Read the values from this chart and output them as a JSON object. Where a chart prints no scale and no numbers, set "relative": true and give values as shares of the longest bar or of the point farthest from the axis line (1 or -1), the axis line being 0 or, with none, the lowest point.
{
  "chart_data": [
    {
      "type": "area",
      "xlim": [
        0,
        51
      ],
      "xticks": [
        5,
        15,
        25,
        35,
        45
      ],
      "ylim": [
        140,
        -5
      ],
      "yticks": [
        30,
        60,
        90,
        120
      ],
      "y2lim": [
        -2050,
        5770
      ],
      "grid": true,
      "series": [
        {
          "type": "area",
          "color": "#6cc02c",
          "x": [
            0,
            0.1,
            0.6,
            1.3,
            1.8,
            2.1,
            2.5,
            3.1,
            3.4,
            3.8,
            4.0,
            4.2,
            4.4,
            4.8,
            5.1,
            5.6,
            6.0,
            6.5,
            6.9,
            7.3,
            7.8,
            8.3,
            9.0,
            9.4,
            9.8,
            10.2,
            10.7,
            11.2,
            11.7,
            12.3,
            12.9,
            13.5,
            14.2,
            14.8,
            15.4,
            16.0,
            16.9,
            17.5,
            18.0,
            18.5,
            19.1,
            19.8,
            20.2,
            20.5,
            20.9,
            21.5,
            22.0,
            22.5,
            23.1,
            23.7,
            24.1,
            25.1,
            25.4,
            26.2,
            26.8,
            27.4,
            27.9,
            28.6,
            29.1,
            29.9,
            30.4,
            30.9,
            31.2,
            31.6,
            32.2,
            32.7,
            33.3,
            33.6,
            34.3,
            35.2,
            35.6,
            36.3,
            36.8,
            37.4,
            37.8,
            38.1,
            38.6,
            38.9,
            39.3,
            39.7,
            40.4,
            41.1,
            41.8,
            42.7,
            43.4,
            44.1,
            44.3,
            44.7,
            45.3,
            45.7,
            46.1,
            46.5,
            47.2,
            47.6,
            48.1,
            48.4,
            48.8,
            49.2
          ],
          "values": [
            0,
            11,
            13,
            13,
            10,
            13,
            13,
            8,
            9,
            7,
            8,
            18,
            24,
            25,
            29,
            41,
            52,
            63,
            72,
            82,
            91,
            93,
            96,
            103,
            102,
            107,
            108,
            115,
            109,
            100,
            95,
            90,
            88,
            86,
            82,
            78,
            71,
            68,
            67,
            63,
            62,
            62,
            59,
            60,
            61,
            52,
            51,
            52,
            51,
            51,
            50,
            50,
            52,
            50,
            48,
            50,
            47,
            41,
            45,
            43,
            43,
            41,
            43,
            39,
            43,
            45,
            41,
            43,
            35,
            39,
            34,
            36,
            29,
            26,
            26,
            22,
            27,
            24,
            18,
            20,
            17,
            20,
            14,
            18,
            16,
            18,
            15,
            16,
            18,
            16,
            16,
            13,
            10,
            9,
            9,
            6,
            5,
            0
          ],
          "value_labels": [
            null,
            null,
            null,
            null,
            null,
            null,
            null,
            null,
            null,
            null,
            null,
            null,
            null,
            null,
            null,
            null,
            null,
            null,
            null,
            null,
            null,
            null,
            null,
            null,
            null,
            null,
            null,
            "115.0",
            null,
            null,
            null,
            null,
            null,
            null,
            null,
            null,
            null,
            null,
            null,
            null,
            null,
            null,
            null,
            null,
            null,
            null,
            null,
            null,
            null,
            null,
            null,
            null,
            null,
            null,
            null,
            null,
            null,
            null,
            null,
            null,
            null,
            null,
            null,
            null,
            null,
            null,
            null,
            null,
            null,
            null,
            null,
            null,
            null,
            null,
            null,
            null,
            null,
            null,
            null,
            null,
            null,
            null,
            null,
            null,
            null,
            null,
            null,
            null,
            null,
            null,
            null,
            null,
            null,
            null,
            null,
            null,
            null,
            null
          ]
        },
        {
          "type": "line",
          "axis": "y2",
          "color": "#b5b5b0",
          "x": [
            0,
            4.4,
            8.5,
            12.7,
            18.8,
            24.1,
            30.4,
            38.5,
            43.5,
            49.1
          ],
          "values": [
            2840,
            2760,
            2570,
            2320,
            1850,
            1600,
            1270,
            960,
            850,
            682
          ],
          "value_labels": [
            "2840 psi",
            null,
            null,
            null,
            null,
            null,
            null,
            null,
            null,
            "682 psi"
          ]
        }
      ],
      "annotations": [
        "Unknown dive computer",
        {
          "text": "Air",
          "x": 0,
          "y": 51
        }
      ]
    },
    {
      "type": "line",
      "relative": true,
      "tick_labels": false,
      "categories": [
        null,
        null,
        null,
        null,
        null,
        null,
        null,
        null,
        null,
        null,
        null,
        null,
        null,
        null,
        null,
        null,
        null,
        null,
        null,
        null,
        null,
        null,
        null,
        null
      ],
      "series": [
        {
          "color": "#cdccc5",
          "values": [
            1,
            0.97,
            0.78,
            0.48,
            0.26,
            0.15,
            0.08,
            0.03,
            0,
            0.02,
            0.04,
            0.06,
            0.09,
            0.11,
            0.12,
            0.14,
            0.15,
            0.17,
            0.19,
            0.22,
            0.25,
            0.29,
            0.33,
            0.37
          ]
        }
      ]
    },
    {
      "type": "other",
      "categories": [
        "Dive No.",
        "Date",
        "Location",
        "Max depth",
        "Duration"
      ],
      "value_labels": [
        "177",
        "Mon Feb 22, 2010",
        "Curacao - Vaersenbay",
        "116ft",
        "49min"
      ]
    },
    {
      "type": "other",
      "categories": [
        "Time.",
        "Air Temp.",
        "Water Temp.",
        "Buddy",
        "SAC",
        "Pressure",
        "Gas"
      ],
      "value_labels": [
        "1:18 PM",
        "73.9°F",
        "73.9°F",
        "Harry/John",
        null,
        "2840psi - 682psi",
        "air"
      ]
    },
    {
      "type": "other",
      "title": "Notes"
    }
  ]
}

* What is expected: Locate all lines that include the word "type" and copy them out.

* Response to this task:
      "type": "area",
          "type": "area",
          "type": "line",
      "type": "line",
      "type": "other",
      "type": "other",
      "type": "other",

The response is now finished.